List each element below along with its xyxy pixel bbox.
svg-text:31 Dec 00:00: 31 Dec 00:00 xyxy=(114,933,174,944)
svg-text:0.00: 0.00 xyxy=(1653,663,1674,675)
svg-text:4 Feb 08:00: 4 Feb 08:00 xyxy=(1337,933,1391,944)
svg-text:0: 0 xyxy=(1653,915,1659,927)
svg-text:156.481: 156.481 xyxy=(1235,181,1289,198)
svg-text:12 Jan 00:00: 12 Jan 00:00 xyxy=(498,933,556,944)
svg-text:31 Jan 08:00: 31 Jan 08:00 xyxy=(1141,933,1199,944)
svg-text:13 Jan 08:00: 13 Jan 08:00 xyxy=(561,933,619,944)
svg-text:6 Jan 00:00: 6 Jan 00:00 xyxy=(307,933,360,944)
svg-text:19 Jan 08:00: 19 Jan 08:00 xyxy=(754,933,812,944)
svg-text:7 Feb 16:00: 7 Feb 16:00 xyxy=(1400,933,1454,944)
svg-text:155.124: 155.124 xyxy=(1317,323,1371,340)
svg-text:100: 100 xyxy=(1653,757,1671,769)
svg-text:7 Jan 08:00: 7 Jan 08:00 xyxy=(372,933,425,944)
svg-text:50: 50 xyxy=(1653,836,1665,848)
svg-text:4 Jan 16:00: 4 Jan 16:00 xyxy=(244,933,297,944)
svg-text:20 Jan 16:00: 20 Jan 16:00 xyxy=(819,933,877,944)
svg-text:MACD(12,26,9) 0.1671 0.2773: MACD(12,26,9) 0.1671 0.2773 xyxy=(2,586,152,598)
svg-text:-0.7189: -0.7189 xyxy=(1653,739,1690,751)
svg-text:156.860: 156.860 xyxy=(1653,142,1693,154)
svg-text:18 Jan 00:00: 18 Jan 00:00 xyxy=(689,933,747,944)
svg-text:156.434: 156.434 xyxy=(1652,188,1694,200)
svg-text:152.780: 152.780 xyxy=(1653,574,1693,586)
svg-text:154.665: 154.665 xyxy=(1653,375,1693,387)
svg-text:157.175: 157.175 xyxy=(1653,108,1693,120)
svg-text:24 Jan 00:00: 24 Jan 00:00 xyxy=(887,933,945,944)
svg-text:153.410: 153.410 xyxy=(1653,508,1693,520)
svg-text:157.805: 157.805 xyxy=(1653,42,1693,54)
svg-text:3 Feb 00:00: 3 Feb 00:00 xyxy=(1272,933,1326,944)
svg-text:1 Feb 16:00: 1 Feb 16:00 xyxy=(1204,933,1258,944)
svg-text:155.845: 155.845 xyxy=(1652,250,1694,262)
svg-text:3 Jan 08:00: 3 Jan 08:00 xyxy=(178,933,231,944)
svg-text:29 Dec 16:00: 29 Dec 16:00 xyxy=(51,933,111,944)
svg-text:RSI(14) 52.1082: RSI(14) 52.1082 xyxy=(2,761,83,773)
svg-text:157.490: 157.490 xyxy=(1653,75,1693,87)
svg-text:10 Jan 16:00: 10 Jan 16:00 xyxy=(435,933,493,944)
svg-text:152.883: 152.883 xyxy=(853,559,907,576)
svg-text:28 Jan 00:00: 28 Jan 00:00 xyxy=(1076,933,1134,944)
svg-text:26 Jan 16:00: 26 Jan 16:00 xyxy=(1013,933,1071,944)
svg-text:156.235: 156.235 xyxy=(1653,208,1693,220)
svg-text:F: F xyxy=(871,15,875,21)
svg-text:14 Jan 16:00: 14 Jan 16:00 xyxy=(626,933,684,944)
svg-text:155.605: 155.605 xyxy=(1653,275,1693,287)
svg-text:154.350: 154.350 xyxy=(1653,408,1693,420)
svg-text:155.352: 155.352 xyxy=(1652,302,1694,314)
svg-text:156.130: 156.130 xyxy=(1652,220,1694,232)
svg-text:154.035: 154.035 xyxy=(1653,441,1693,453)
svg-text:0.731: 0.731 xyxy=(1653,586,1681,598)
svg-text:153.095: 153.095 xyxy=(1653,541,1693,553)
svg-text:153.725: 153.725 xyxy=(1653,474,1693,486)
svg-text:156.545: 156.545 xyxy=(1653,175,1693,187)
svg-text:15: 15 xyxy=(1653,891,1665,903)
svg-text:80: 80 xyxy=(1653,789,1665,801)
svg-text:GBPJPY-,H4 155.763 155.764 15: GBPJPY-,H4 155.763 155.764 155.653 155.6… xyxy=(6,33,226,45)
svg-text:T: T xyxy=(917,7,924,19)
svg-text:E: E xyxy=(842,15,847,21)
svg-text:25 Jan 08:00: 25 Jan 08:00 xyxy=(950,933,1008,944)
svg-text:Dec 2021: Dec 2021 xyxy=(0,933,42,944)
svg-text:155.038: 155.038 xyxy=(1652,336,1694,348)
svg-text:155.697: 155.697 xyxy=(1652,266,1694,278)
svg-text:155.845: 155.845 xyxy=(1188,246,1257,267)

================

* _Given exercise_
Can you copy out, character for character, the entries from the very start through the line containing "svg-text:31 Jan 08:00: 31", including that line?

* _Complete answer_
List each element below along with its xyxy pixel bbox.
svg-text:31 Dec 00:00: 31 Dec 00:00 xyxy=(114,933,174,944)
svg-text:0.00: 0.00 xyxy=(1653,663,1674,675)
svg-text:4 Feb 08:00: 4 Feb 08:00 xyxy=(1337,933,1391,944)
svg-text:0: 0 xyxy=(1653,915,1659,927)
svg-text:156.481: 156.481 xyxy=(1235,181,1289,198)
svg-text:12 Jan 00:00: 12 Jan 00:00 xyxy=(498,933,556,944)
svg-text:31 Jan 08:00: 31 Jan 08:00 xyxy=(1141,933,1199,944)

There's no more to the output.